Written problem: It is required that all of the data be written out exactly.
— START —
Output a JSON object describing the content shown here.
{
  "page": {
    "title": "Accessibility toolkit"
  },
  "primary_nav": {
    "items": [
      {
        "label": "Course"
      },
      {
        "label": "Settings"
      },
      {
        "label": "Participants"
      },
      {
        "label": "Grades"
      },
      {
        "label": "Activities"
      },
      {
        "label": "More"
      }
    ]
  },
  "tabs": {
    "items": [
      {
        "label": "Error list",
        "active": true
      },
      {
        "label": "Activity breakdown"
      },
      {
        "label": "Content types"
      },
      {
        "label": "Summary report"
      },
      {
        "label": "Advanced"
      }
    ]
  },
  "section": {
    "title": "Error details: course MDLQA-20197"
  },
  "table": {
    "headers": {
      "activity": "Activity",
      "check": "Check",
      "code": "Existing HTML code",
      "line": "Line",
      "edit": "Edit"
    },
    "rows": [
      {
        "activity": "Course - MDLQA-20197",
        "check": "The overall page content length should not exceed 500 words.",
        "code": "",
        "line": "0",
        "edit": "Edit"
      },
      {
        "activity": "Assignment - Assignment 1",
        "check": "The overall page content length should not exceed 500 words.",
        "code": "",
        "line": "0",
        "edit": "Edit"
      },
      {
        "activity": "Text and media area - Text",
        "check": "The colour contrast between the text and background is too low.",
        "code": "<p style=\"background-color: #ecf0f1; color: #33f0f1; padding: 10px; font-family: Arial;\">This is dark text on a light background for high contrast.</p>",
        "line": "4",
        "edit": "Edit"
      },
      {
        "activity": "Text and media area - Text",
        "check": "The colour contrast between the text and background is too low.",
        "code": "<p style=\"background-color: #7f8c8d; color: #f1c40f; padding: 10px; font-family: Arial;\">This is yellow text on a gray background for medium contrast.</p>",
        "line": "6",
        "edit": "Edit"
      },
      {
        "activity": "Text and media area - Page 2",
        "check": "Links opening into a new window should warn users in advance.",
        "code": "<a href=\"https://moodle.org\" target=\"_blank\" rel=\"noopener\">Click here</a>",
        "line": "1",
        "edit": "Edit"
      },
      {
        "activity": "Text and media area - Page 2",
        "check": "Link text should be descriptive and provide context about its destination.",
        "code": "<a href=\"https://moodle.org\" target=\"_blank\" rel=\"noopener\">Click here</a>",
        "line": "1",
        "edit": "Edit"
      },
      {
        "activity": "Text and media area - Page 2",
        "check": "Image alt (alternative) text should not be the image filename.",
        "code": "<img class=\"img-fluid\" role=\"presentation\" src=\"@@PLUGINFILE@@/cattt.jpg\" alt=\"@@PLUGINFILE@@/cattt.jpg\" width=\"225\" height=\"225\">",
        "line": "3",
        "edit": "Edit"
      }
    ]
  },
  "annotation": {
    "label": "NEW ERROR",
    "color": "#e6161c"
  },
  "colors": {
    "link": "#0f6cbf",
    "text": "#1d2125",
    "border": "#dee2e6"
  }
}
— END —
Correct answer:
Output a JSON object describing the content shown here.
{
  "page": {
    "title": "Accessibility toolkit"
  },
  "primary_nav": {
    "items": [
      {
        "label": "Course"
      },
      {
        "label": "Settings"
      },
      {
        "label": "Participants"
      },
      {
        "label": "Grades"
      },
      {
        "label": "Activities"
      },
      {
        "label": "More"
      }
    ]
  },
  "tabs": {
    "items": [
      {
        "label": "Error list",
        "active": true
      },
      {
        "label": "Activity breakdown"
      },
      {
        "label": "Content types"
      },
      {
        "label": "Summary report"
      },
      {
        "label": "Advanced"
      }
    ]
  },
  "section": {
    "title": "Error details: course MDLQA-20197"
  },
  "table": {
    "headers": {
      "activity": "Activity",
      "check": "Check",
      "code": "Existing HTML code",
      "line": "Line",
      "edit": "Edit"
    },
    "rows": [
      {
        "activity": "Course - MDLQA-20197",
        "check": "The overall page content length should not exceed 500 words.",
        "code": "",
        "line": "0",
        "edit": "Edit"
      },
      {
        "activity": "Assignment - Assignment 1",
        "check": "The overall page content length should not exceed 500 words.",
        "code": "",
        "line": "0",
        "edit": "Edit"
      },
      {
        "activity": "Text and media area - Text",
        "check": "The colour contrast between the text and background is too low.",
        "code": "<p style=\"background-color: #ecf0f1; color: #33f0f1; padding: 10px; font-family: Arial;\">This is dark text on a light background for high contrast.</p>",
        "line": "4",
        "edit": "Edit"
      },
      {
        "activity": "Text and media area - Text",
        "check": "The colour contrast between the text and background is too low.",
        "code": "<p style=\"background-color: #7f8c8d; color: #f1c40f; padding: 10px; font-family: Arial;\">This is yellow text on a gray background for medium contrast.</p>",
        "line": "6",
        "edit": "Edit"
      },
      {
        "activity": "Text and media area - Page 2",
        "check": "Links opening into a new window should warn users in advance.",
        "code": "<a href=\"https://moodle.org\" target=\"_blank\" rel=\"noopener\">Click here</a>",
        "line": "1",
        "edit": "Edit"
      },
      {
        "activity": "Text and media area - Page 2",
        "check": "Link text should be descriptive and provide context about its destination.",
        "code": "<a href=\"https://moodle.org\" target=\"_blank\" rel=\"noopener\">Click here</a>",
        "line": "1",
        "edit": "Edit"
      },
      {
        "activity": "Text and media area - Page 2",
        "check": "Image alt (alternative) text should not be the image filename.",
        "code": "<img class=\"img-fluid\" role=\"presentation\" src=\"@@PLUGINFILE@@/cattt.jpg\" alt=\"@@PLUGINFILE@@/cattt.jpg\" width=\"225\" height=\"225\">",
        "line": "3",
        "edit": "Edit"
      }
    ]
  },
  "annotation": {
    "label": "NEW ERROR",
    "color": "#e6161c"
  },
  "colors": {
    "link": "#0f6cbf",
    "text": "#1d2125",
    "border": "#dee2e6"
  }
}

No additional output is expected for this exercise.